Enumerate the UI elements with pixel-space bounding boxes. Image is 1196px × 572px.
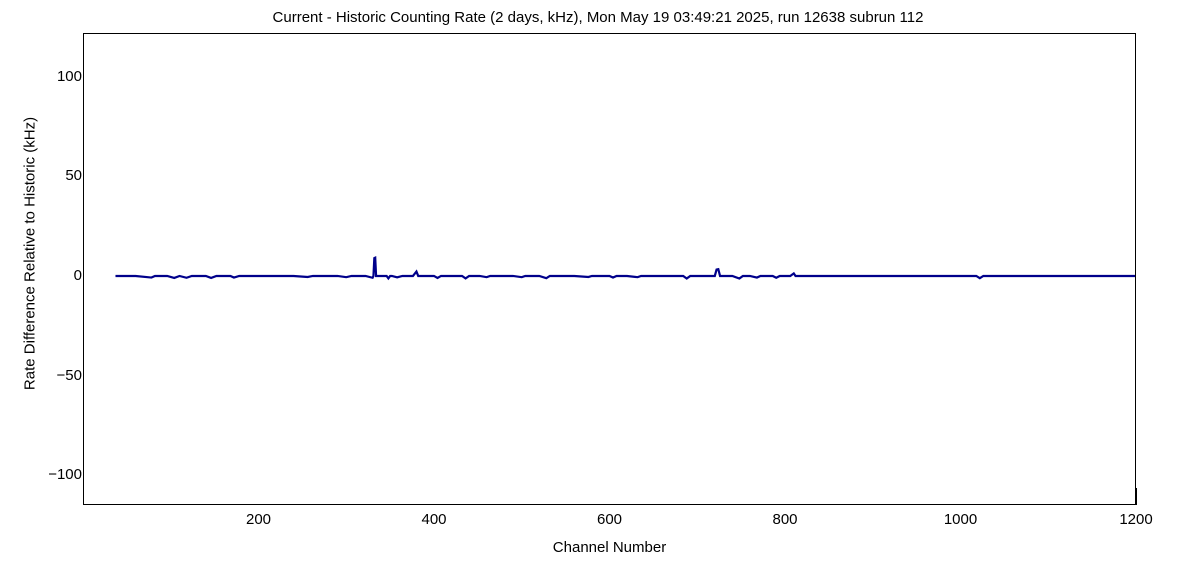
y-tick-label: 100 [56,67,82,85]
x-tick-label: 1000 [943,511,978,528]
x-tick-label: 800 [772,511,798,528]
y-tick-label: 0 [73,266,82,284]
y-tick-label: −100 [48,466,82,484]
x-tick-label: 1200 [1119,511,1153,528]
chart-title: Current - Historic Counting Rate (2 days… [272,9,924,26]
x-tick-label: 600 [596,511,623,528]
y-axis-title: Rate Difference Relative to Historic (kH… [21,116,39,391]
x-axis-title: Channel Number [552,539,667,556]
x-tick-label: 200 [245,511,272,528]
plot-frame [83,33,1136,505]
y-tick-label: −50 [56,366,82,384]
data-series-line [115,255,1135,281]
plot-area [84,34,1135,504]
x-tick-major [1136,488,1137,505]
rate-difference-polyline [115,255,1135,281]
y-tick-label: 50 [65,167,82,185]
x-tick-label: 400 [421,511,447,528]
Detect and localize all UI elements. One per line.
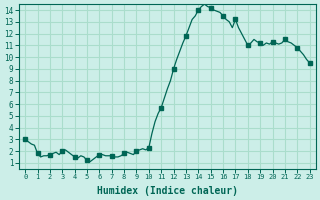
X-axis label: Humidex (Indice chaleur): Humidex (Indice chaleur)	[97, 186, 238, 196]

####

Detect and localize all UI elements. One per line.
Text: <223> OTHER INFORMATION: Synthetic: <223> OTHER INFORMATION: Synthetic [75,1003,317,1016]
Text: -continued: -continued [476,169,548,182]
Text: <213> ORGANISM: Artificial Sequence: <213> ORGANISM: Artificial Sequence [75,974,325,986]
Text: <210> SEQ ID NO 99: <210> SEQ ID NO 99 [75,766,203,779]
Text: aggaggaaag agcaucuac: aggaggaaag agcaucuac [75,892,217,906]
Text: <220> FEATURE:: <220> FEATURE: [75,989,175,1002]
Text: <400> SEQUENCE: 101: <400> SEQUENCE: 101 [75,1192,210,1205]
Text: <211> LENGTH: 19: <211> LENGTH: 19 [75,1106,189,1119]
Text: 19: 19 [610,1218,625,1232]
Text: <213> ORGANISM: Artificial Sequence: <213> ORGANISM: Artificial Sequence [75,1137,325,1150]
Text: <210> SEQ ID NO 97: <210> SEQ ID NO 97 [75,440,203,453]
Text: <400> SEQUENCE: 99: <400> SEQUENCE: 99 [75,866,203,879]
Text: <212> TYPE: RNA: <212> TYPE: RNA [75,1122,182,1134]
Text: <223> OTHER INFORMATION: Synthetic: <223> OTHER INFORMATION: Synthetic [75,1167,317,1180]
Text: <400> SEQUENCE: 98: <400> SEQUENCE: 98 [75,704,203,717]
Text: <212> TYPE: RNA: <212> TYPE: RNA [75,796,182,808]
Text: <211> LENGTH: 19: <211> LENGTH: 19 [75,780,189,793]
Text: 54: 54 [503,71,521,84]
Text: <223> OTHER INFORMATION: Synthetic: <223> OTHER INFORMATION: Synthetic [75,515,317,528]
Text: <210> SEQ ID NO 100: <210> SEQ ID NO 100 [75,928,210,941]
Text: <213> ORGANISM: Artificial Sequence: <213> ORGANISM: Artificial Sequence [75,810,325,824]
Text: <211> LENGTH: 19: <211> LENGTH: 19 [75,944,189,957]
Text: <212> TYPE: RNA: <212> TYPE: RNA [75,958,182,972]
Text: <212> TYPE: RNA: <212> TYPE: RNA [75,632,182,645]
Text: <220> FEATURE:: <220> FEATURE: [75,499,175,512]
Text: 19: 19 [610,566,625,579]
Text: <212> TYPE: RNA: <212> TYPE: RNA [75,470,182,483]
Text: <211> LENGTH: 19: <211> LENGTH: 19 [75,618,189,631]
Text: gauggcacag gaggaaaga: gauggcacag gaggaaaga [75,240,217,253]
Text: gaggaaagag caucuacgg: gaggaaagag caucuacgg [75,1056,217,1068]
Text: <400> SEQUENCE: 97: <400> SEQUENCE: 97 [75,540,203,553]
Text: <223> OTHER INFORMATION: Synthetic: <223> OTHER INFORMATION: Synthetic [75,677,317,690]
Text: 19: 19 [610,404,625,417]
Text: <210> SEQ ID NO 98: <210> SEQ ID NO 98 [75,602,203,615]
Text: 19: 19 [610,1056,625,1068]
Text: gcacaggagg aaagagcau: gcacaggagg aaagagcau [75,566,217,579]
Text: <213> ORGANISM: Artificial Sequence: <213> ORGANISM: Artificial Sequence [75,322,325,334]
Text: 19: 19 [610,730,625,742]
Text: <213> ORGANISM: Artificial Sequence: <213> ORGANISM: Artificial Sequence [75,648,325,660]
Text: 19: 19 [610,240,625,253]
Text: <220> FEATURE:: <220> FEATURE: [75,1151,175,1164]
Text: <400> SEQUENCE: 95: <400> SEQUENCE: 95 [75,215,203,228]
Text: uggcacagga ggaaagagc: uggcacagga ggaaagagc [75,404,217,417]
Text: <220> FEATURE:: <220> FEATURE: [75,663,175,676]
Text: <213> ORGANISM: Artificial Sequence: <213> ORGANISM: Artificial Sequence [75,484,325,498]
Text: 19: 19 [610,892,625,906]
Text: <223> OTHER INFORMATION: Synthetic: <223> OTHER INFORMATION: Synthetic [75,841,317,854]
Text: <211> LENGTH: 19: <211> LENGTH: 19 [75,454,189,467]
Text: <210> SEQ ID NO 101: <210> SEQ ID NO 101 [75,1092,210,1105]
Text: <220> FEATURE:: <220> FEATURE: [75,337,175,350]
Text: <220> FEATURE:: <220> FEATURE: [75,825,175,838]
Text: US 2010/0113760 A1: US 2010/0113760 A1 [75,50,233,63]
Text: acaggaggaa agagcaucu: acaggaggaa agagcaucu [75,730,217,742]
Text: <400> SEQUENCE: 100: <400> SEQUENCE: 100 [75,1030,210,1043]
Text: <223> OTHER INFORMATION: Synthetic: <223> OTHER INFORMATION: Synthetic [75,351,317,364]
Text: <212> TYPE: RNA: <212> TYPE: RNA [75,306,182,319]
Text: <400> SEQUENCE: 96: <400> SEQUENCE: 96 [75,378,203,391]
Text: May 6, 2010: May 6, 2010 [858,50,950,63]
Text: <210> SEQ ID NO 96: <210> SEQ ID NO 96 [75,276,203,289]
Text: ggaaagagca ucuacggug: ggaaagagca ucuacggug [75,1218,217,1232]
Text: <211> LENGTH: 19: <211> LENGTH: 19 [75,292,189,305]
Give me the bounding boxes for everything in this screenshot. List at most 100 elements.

####

*Problem*
Copy the rows starting with the line that contains "Enumerate the UI" and going on through the line that contains "y-tick-label: −100 [48,466,82,484]", with both of those lines included. Leave the pictures out of your copy.

*Answer for the task*
Enumerate the UI elements with pixel-space bounding boxes. Image is 1196px × 572px.
y-tick-label: 100 [56,67,82,85]
x-tick-label: 1000 [943,511,978,528]
x-tick-label: 800 [772,511,798,528]
y-tick-label: 0 [73,266,82,284]
y-tick-label: −100 [48,466,82,484]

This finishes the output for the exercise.